With the weather last week teasing us with warm spring conditions one day, followed by a mad rush to get back to “old man winter” the next. One needed to be ready to get out when that “warm spring moment” came around.
Lynn’s a bit more of a “fair weather” adventurer than I am, so when a warm and sunny day presented itself, we headed over to hike through the Bruce Trail and Old Baldy.
The Old Baldy Lookout along the Bruce Trail can be easily accessed from the parking lot within the Old Baldy Conservation Area, part of the Grey Sauble Conservation Authority.
Now, me giving you the location for the Old Baldy parking area would be equivalent to me trying to explain neurosurgery. The first one I’ll try to; the second…. maybe not.
If you’re coming from my area of north Simcoe County, I found it confusing enough. I guess it’s at the end of Sideroad 7B, which is off of the 3rd Line of Grey County after turning from Grey County 119. Confusing or what?
It’s actually pretty simple.
The Village of Kimberley in the Beaver Valley sits more or less at the base of Old Baldy. Google Map the directions or use a gps and you’ll be good to go.
As some of you may know, we have a senior dog who isn’t able to adventure with us over any significant distance. Lynn has a good friend who loves Katie, and will come over on her way to and from work to let Katie out to the bathroom and such. Lynn’s friend wasn’t available his day, so we had to leave Katie by herself.
_ _ _ _ _ _ _
» Task goal: Repeat the Old Baldy hike account word for word, from "The Old Baldy Lookout" to "Confusing or what?". The data that come after this point aren't needed.

» Data section:
_ _ _ _ _ _ _
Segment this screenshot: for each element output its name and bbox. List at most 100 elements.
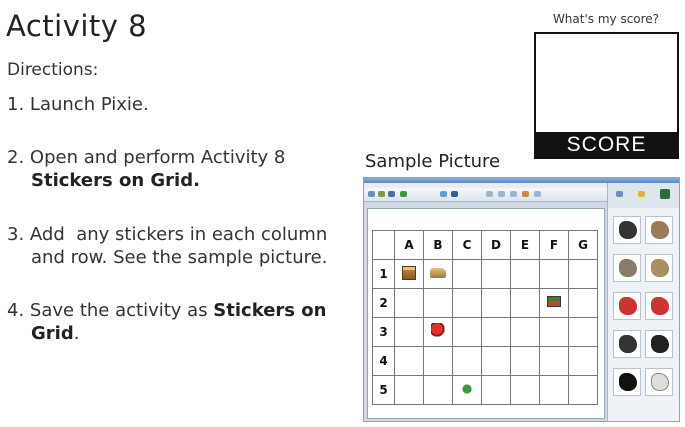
vehicle-sticker-icon bbox=[430, 268, 446, 278]
grid-cell bbox=[394, 346, 424, 376]
grid-cell bbox=[423, 288, 453, 318]
grid-cell bbox=[510, 317, 540, 347]
sticker-thumb bbox=[613, 330, 641, 358]
grid-cell bbox=[568, 288, 598, 318]
grid-cell bbox=[394, 317, 424, 347]
step-2: 2. Open and perform Activity 8 Stickers … bbox=[7, 146, 357, 192]
step-3-text-line1: Add any stickers in each column bbox=[29, 224, 328, 245]
text-icon bbox=[451, 191, 458, 197]
grid-cell bbox=[481, 317, 511, 347]
grid-cell bbox=[481, 288, 511, 318]
score-prompt: What's my score? bbox=[552, 12, 660, 26]
pixie-canvas: A B C D E F G 1 2 3 4 5 bbox=[367, 208, 605, 419]
sticker-thumb bbox=[645, 330, 673, 358]
step-4-period: . bbox=[73, 323, 80, 344]
step-2-number: 2. bbox=[7, 147, 25, 168]
sticker-thumb bbox=[613, 368, 641, 396]
grid-cell bbox=[481, 259, 511, 289]
grid-cell bbox=[452, 346, 482, 376]
grid-cell bbox=[452, 317, 482, 347]
building-sticker-icon bbox=[402, 265, 416, 280]
sample-picture-title: Sample Picture bbox=[365, 151, 501, 172]
column-header: E bbox=[510, 230, 540, 260]
grid-cell bbox=[452, 288, 482, 318]
sidebar-tab-icon bbox=[660, 189, 670, 199]
step-4-number: 4. bbox=[7, 300, 25, 321]
column-header: C bbox=[452, 230, 482, 260]
column-header: A bbox=[394, 230, 424, 260]
grid-cell bbox=[539, 317, 569, 347]
column-header: B bbox=[423, 230, 453, 260]
grid-cell bbox=[568, 375, 598, 405]
step-3: 3. Add any stickers in each column and r… bbox=[7, 223, 357, 269]
score-bar: SCORE bbox=[536, 132, 677, 157]
step-4: 4. Save the activity as Stickers on Grid… bbox=[7, 299, 357, 345]
grid-cell bbox=[481, 346, 511, 376]
column-header: F bbox=[539, 230, 569, 260]
grid-cell bbox=[510, 346, 540, 376]
sticker-thumb bbox=[613, 216, 641, 244]
column-header: D bbox=[481, 230, 511, 260]
sticker-thumb bbox=[613, 292, 641, 320]
new-icon bbox=[368, 191, 375, 197]
grid-cell bbox=[452, 259, 482, 289]
sidebar-tabs bbox=[607, 183, 679, 209]
web-icon bbox=[400, 191, 407, 197]
step-3-text-line2: and row. See the sample picture. bbox=[31, 247, 328, 268]
row-header: 3 bbox=[372, 317, 395, 347]
score-box[interactable]: SCORE bbox=[534, 32, 679, 159]
step-2-bold: Stickers on Grid. bbox=[31, 170, 200, 191]
sticker-thumb bbox=[645, 368, 673, 396]
grid-cell bbox=[394, 375, 424, 405]
grid-cell bbox=[423, 346, 453, 376]
grid-cell bbox=[423, 317, 453, 347]
page-icon bbox=[440, 191, 447, 197]
frog-sticker-icon bbox=[460, 381, 474, 396]
grid-cell bbox=[394, 259, 424, 289]
sticker-thumb bbox=[613, 254, 641, 282]
picture-sticker-icon bbox=[547, 296, 561, 307]
grid-cell bbox=[481, 375, 511, 405]
sticker-palette bbox=[607, 208, 679, 421]
step-1-text: Launch Pixie. bbox=[29, 94, 149, 115]
tool-icon bbox=[510, 191, 517, 197]
row-header: 1 bbox=[372, 259, 395, 289]
step-4-bold-2: Grid bbox=[31, 323, 74, 344]
grid-cell bbox=[539, 346, 569, 376]
grid-corner bbox=[372, 230, 395, 260]
directions-label: Directions: bbox=[7, 60, 99, 80]
row-header: 5 bbox=[372, 375, 395, 405]
sticker-thumb bbox=[645, 216, 673, 244]
grid-cell bbox=[423, 375, 453, 405]
grid-cell bbox=[568, 346, 598, 376]
grid-cell bbox=[568, 317, 598, 347]
sidebar-tab-icon bbox=[638, 191, 645, 197]
save-icon bbox=[388, 191, 395, 197]
step-4-text: Save the activity as bbox=[29, 300, 214, 321]
grid-cell bbox=[510, 375, 540, 405]
row-header: 2 bbox=[372, 288, 395, 318]
tool-icon bbox=[486, 191, 493, 197]
activity-title: Activity 8 bbox=[6, 9, 148, 43]
step-1-number: 1. bbox=[7, 94, 25, 115]
sample-picture-screenshot: A B C D E F G 1 2 3 4 5 bbox=[363, 177, 680, 422]
grid-cell bbox=[539, 259, 569, 289]
sticker-thumb bbox=[645, 254, 673, 282]
grid-cell bbox=[539, 288, 569, 318]
grid-cell bbox=[394, 288, 424, 318]
step-2-text: Open and perform Activity 8 bbox=[29, 147, 286, 168]
grid-cell bbox=[539, 375, 569, 405]
step-1: 1. Launch Pixie. bbox=[7, 93, 357, 116]
grid-cell bbox=[510, 288, 540, 318]
sticker-grid: A B C D E F G 1 2 3 4 5 bbox=[372, 230, 598, 405]
step-4-bold-1: Stickers on bbox=[213, 300, 327, 321]
step-3-number: 3. bbox=[7, 224, 25, 245]
grid-cell bbox=[452, 375, 482, 405]
row-header: 4 bbox=[372, 346, 395, 376]
column-header: G bbox=[568, 230, 598, 260]
open-icon bbox=[378, 191, 385, 197]
grid-cell bbox=[510, 259, 540, 289]
tool-icon bbox=[534, 191, 541, 197]
grid-cell bbox=[568, 259, 598, 289]
grid-cell bbox=[423, 259, 453, 289]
_ _ _ _ _ _ _
» Result:
The Old Baldy Lookout along the Bruce Trail can be easily accessed from the parking lot within the Old Baldy Conservation Area, part of the Grey Sauble Conservation Authority.
Now, me giving you the location for the Old Baldy parking area would be equivalent to me trying to explain neurosurgery. The first one I’ll try to; the second…. maybe not.
If you’re coming from my area of north Simcoe County, I found it confusing enough. I guess it’s at the end of Sideroad 7B, which is off of the 3rd Line of Grey County after turning from Grey County 119. Confusing or what?